━━ SUPPLIED INFORMATION
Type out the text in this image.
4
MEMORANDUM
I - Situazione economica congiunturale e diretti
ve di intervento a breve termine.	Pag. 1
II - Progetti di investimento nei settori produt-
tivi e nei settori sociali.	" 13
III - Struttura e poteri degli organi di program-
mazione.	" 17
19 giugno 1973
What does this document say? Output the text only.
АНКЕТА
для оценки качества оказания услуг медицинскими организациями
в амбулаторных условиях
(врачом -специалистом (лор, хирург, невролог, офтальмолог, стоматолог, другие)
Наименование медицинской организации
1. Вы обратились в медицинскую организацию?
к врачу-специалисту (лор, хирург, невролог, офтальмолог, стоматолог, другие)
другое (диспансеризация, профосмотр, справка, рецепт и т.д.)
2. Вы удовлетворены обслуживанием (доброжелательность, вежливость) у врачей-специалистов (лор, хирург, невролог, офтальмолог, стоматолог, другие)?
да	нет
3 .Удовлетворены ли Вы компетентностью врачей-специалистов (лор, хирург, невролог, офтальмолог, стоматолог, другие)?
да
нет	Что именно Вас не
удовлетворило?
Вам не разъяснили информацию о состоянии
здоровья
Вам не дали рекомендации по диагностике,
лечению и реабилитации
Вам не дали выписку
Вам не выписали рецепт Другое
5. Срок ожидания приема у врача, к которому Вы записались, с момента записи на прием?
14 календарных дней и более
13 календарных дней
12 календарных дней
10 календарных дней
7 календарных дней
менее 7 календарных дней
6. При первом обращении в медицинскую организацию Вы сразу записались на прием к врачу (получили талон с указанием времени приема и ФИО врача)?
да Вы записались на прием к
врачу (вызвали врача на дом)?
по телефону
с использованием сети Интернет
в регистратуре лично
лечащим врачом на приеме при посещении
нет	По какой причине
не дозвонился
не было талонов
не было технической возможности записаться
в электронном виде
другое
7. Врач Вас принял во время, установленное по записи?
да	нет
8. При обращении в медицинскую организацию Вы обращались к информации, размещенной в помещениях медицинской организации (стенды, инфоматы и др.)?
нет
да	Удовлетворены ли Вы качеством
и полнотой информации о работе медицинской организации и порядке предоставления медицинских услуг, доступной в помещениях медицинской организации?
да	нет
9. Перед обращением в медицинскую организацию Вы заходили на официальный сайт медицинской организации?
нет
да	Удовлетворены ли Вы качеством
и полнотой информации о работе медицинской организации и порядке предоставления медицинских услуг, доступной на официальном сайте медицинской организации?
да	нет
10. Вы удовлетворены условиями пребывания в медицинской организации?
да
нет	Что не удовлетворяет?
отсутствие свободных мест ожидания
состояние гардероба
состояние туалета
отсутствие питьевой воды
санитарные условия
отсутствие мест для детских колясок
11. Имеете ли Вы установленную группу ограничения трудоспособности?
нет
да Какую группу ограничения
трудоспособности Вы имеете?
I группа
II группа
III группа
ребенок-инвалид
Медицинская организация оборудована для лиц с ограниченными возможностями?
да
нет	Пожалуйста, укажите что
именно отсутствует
━━━━
WRITTEN PROBLEM:
Quote all the records exactly, please, leaving none out.

CORRECT RESULT:
Type out the text in this image.
4
MEMORANDUM
I - Situazione economica congiunturale e diretti
ve di intervento a breve termine.	Pag. 1
II - Progetti di investimento nei settori produt-
tivi e nei settori sociali.	" 13
III - Struttura e poteri degli organi di program-
mazione.	" 17
19 giugno 1973
What does this document say? Output the text only.
АНКЕТА
для оценки качества оказания услуг медицинскими организациями
в амбулаторных условиях
(врачом -специалистом (лор, хирург, невролог, офтальмолог, стоматолог, другие)
Наименование медицинской организации
1. Вы обратились в медицинскую организацию?
к врачу-специалисту (лор, хирург, невролог, офтальмолог, стоматолог, другие)
другое (диспансеризация, профосмотр, справка, рецепт и т.д.)
2. Вы удовлетворены обслуживанием (доброжелательность, вежливость) у врачей-специалистов (лор, хирург, невролог, офтальмолог, стоматолог, другие)?
да	нет
3 .Удовлетворены ли Вы компетентностью врачей-специалистов (лор, хирург, невролог, офтальмолог, стоматолог, другие)?
да
нет	Что именно Вас не
удовлетворило?
Вам не разъяснили информацию о состоянии
здоровья
Вам не дали рекомендации по диагностике,
лечению и реабилитации
Вам не дали выписку
Вам не выписали рецепт Другое
5. Срок ожидания приема у врача, к которому Вы записались, с момента записи на прием?
14 календарных дней и более
13 календарных дней
12 календарных дней
10 календарных дней
7 календарных дней
менее 7 календарных дней
6. При первом обращении в медицинскую организацию Вы сразу записались на прием к врачу (получили талон с указанием времени приема и ФИО врача)?
да Вы записались на прием к
врачу (вызвали врача на дом)?
по телефону
с использованием сети Интернет
в регистратуре лично
лечащим врачом на приеме при посещении
нет	По какой причине
не дозвонился
не было талонов
не было технической возможности записаться
в электронном виде
другое
7. Врач Вас принял во время, установленное по записи?
да	нет
8. При обращении в медицинскую организацию Вы обращались к информации, размещенной в помещениях медицинской организации (стенды, инфоматы и др.)?
нет
да	Удовлетворены ли Вы качеством
и полнотой информации о работе медицинской организации и порядке предоставления медицинских услуг, доступной в помещениях медицинской организации?
да	нет
9. Перед обращением в медицинскую организацию Вы заходили на официальный сайт медицинской организации?
нет
да	Удовлетворены ли Вы качеством
и полнотой информации о работе медицинской организации и порядке предоставления медицинских услуг, доступной на официальном сайте медицинской организации?
да	нет
10. Вы удовлетворены условиями пребывания в медицинской организации?
да
нет	Что не удовлетворяет?
отсутствие свободных мест ожидания
состояние гардероба
состояние туалета
отсутствие питьевой воды
санитарные условия
отсутствие мест для детских колясок
11. Имеете ли Вы установленную группу ограничения трудоспособности?
нет
да Какую группу ограничения
трудоспособности Вы имеете?
I группа
II группа
III группа
ребенок-инвалид
Медицинская организация оборудована для лиц с ограниченными возможностями?
да
нет	Пожалуйста, укажите что
именно отсутствует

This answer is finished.